**Short exercise**.
Could you rewrite the lines from the one containing "Patent image size: (1015, 842)." through the one containing "The joint mechanism 40 is at (722, 347)." as a numbered list, leaving out any blank lines?

**Dataset**.
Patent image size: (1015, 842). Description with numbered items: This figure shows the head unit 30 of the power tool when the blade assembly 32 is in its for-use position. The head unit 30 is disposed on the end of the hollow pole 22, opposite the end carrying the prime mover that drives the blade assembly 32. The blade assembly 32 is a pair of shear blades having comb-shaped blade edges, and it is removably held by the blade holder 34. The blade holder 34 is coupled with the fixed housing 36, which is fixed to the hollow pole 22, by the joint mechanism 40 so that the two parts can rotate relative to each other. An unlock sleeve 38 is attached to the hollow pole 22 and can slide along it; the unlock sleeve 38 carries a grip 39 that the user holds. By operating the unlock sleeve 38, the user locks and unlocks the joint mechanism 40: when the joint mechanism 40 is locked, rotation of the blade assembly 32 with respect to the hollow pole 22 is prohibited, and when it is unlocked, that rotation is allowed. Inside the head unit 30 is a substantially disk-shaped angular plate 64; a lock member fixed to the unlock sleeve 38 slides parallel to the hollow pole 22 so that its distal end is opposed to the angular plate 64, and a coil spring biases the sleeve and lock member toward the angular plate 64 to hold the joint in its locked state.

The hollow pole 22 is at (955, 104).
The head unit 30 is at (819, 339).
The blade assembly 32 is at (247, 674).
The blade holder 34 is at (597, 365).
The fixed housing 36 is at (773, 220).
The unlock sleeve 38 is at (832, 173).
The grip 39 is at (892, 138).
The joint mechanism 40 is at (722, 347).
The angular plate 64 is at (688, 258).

---

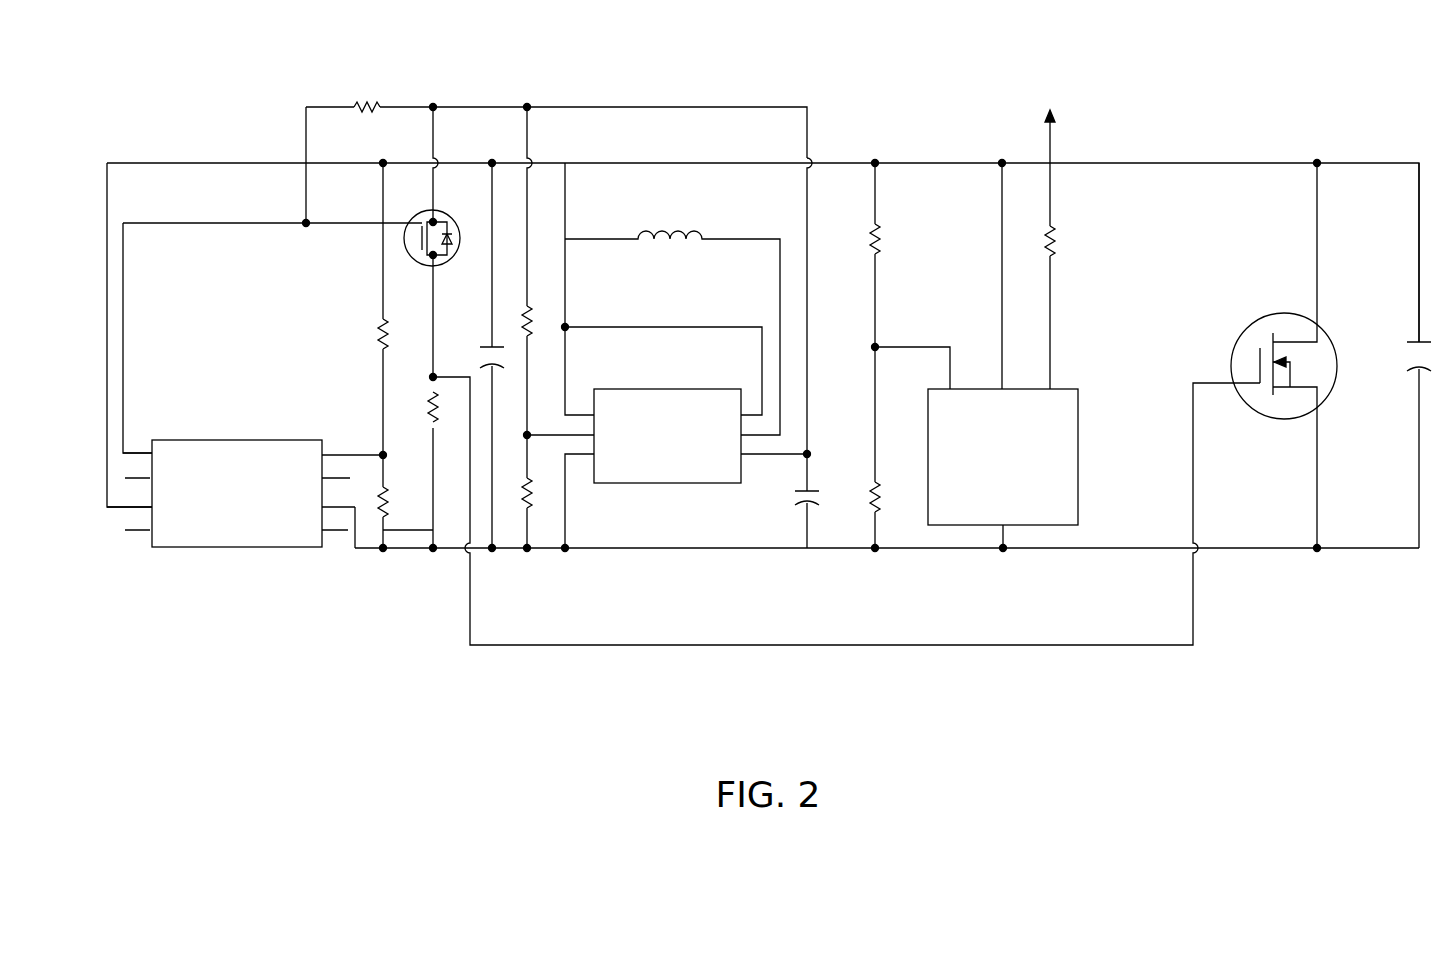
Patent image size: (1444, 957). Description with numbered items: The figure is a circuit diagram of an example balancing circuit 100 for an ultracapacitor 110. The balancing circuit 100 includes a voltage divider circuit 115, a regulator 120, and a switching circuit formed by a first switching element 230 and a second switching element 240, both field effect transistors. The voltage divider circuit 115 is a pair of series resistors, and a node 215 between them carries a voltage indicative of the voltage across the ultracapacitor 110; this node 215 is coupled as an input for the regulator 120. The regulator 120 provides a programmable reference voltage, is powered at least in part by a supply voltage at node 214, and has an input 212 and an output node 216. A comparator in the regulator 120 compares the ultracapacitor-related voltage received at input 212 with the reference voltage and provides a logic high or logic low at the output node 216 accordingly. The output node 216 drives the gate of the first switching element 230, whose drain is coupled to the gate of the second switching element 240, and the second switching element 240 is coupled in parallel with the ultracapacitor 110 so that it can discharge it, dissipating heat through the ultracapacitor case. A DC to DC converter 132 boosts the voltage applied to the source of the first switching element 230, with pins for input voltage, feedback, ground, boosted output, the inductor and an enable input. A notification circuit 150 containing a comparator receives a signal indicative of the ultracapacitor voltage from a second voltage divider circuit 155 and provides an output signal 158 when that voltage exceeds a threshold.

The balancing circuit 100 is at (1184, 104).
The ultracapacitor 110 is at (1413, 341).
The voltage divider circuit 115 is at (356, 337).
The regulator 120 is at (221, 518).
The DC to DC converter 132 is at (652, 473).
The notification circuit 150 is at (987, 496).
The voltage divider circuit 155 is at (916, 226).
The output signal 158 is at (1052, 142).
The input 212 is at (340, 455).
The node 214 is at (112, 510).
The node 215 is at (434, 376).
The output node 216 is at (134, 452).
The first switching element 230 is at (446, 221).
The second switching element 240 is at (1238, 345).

--

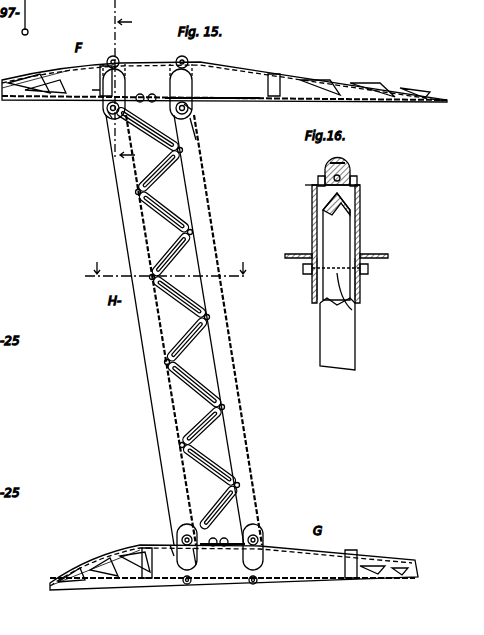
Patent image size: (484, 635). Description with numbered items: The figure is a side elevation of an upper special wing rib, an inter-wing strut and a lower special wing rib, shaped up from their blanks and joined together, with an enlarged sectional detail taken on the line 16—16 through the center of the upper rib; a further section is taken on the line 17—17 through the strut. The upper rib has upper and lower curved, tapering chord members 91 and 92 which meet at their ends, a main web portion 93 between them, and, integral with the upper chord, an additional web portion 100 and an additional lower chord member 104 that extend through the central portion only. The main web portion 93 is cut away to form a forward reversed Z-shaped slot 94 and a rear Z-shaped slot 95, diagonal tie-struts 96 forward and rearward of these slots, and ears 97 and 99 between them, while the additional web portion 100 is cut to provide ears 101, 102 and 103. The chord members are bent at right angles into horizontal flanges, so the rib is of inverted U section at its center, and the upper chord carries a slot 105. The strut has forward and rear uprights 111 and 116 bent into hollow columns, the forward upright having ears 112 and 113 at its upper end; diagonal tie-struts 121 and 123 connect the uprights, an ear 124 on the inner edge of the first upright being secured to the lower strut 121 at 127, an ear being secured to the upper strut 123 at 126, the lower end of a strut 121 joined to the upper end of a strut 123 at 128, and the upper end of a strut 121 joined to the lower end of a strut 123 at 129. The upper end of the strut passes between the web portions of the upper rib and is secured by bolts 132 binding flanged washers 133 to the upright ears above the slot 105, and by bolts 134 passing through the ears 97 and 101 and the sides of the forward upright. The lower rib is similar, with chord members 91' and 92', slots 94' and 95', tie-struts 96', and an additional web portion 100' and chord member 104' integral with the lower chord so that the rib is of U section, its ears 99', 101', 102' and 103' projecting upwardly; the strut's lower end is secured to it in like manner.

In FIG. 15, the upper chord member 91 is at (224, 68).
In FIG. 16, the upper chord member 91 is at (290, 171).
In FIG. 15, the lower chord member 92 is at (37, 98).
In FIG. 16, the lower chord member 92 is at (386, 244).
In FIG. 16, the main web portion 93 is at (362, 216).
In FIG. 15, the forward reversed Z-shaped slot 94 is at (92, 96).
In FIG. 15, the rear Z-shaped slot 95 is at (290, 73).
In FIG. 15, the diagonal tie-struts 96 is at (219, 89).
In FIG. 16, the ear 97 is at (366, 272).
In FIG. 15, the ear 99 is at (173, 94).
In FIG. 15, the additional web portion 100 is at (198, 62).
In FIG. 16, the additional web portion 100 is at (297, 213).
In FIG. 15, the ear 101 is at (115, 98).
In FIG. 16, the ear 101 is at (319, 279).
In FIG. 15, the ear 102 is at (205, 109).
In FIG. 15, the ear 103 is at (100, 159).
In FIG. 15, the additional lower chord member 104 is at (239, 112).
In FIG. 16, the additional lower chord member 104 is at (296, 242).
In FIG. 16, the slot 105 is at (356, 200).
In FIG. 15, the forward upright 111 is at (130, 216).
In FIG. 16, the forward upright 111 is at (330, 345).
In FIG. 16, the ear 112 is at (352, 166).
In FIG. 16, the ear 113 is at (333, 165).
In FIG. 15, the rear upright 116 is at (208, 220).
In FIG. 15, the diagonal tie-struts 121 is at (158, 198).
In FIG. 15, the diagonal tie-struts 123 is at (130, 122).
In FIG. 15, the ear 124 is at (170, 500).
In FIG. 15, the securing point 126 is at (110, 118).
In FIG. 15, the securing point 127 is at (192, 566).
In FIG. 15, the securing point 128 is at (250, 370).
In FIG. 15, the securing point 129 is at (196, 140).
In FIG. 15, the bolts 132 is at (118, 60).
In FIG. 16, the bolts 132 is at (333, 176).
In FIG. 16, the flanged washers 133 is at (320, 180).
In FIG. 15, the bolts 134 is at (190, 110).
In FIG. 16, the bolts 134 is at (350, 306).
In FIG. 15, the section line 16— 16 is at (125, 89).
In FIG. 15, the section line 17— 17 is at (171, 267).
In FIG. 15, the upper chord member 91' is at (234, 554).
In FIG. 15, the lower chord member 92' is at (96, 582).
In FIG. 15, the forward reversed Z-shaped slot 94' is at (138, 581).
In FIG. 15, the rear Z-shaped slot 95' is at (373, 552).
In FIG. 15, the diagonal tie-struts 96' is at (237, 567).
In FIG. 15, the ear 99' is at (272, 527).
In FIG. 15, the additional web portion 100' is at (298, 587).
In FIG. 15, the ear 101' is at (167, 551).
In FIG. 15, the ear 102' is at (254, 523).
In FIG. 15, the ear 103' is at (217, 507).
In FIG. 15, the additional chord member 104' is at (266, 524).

**Answer to this task**.
1. Patent image size: (1015, 842). Description with numbered items: This figure shows the head unit 30 of the power tool when the blade assembly 32 is in its for-use position. The head unit 30 is disposed on the end of the hollow pole 22, opposite the end carrying the prime mover that drives the blade assembly 32. The blade assembly 32 is a pair of shear blades having comb-shaped blade edges, and it is removably held by the blade holder 34. The blade holder 34 is coupled with the fixed housing 36, which is fixed to the hollow pole 22, by the joint mechanism 40 so that the two parts can rotate relative to each other. An unlock sleeve 38 is attached to the hollow pole 22 and can slide along it; the unlock sleeve 38 carries a grip 39 that the user holds. By operating the unlock sleeve 38, the user locks and unlocks the joint mechanism 40: when the joint mechanism 40 is locked, rotation of the blade assembly 32 with respect to the hollow pole 22 is prohibited, and when it is unlocked, that rotation is allowed. Inside the head unit 30 is a substantially disk-shaped angular plate 64; a lock member fixed to the unlock sleeve 38 slides parallel to the hollow pole 22 so that its distal end is opposed to the angular plate 64, and a coil spring biases the sleeve and lock member toward the angular plate 64 to hold the joint in its locked state.
2. The hollow pole 22 is at (955, 104).
3. The head unit 30 is at (819, 339).
4. The blade assembly 32 is at (247, 674).
5. The blade holder 34 is at (597, 365).
6. The fixed housing 36 is at (773, 220).
7. The unlock sleeve 38 is at (832, 173).
8. The grip 39 is at (892, 138).
9. The joint mechanism 40 is at (722, 347).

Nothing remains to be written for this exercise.